# Text segment

/---

On September 26, 2006, Multicultural Television announced it would purchase KCNS from Scripps as part of a deal to buy all of Scripps' Shop at Home stations for $170 million. Multicultural closed on KCNS and its sister stations in Cleveland and Raleigh on December 20, 2006. On January 14, 2007, KCNS ended its simulcast of Shop at Home and began carrying educational and informational programming on early weekday mornings and infomercials for the rest of the day. On April 8, 2007, KCNS began broadcasting Chinese language programming in Mandarin and Cantonese, under the "Sino TV" (華語電視 Huáyǔ Diànshì) banner nightly from 6 p.m. to midnight, including news programs in both Mandarin and Cantonese. The following day on April 9, 2007, KCNS began carrying programming from the Retro Television Network during the daytime hours.

===Financial difficulties and sale to NRJ TV===
After Multicultural ran into financial problems and defaulted on its loans, KCNS was placed into a trust; in 2011, the station, along with WMFP in Boston, was sold to NRJ TV (a company unrelated to European broadcaster NRJ Radio). The sale was consummated on May 13, 2011. A one-third equity stake in NRJ TV is held by Titan Broadcast Management, which also operates KTNC-TV (channel 42); Titan had already managed KCNS for some time prior to the sale. Titan exited its equity stake in NRJ TV in December 2017.

On August 13, 2012, KCNS became a charter affiliate of the Spanish language network MundoFox (later MundoMax). On September 1, 2016, KCNS became an affiliate of the SonLife Broadcasting Network, exiting MundoMax as it became clear it would no longer be a going concern within the next few months.

===Sale to RNN===
On December 9, 2019, it was announced that WRNN-TV Associates, owner of New York City–based WRNN-TV, secured a deal to purchase seven full-power TV stations (including KCNS) and one Class A station from NRJ. The sale was approved by the FCC on January 23, and was completed on February 4, 2020, breaking up NRJ's duopoly in the Bay Area, although KCNS and KTNC would continue channel sharing. Upon completion of the sale, the SonLife schedule shifted to another subchannel, and the station began to broadcast infomercials most of the day, along with a simulcast of WRNN's nightly talk show Richard French Live.

===Return to home shopping===
On May 20, 2021, RNN and iMedia Brands announced an agreement to affiliate most of RNN's television stations (including KCNS) with home shopping network ShopHQ. KCNS returned to home shopping programming, this time carrying ShopHQ programming, on June 28, 2021. Richard French Live continues to air, but in the mornings and retooled from its previous investigative news format.

\---

# Material supplied

/---

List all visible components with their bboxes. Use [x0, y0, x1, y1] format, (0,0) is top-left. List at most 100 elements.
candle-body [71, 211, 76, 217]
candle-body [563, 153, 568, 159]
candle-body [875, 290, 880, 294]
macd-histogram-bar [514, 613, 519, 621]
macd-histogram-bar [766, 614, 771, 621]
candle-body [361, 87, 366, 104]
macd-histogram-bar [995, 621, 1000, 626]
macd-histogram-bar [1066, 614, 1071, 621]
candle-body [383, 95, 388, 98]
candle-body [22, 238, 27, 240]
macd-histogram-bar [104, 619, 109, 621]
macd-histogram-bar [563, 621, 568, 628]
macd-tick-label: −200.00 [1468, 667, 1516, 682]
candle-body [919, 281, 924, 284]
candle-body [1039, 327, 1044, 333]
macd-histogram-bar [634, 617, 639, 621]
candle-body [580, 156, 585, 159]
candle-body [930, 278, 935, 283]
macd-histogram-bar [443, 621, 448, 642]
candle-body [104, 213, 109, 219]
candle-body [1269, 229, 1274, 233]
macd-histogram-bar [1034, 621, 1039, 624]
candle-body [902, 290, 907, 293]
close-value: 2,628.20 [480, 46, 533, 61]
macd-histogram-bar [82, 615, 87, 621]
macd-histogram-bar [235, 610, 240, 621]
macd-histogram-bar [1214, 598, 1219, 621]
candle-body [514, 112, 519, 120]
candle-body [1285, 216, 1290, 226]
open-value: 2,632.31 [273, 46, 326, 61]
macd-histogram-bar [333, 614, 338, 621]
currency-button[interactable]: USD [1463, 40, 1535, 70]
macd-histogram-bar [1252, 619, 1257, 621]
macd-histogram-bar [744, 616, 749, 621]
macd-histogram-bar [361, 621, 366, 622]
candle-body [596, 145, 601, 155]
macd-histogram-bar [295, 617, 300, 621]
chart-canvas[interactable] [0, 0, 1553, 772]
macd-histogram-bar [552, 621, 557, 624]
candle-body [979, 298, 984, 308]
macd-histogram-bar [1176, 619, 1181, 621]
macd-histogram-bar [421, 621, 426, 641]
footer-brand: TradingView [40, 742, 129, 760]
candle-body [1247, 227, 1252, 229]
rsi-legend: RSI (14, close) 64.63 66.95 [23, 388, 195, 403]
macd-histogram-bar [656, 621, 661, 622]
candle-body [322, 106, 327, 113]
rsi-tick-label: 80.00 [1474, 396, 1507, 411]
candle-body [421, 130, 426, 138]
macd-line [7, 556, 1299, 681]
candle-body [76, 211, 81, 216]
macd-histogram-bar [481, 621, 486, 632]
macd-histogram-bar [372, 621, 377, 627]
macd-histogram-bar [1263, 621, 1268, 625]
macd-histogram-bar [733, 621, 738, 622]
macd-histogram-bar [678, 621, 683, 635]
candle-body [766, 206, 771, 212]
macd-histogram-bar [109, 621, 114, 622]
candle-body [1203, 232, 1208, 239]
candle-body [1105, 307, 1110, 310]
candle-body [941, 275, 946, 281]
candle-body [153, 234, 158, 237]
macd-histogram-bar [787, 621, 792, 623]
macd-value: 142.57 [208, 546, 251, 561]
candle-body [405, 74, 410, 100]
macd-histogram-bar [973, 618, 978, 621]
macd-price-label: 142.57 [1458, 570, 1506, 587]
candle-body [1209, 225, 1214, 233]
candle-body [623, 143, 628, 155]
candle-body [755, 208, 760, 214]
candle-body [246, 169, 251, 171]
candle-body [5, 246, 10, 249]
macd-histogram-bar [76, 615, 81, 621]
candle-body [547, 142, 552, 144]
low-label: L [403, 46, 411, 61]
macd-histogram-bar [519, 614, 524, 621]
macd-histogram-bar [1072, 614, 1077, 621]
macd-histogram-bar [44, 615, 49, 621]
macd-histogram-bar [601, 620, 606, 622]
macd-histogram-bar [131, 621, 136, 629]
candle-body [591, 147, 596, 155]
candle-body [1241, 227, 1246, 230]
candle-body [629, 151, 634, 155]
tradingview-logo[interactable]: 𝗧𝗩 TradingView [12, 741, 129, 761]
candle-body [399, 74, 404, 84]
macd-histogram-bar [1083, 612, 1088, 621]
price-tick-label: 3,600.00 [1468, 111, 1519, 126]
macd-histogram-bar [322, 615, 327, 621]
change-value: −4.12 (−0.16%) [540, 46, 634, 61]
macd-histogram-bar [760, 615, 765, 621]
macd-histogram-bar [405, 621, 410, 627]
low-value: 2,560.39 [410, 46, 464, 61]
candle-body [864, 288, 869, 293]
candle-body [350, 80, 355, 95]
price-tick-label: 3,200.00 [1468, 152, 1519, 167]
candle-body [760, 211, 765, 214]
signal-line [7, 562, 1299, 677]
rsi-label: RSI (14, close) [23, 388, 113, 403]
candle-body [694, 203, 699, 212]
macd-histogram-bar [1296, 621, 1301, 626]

\---

# Task to carry out
Copy the KCNS history text word for word, from "On August 13, 2012, KCNS" to "next few months.". The items come from a separate source and are unrelated to the KCNS text.

# Written response
On August 13, 2012, KCNS became a charter affiliate of the Spanish language network MundoFox (later MundoMax). On September 1, 2016, KCNS became an affiliate of the SonLife Broadcasting Network, exiting MundoMax as it became clear it would no longer be a going concern within the next few months.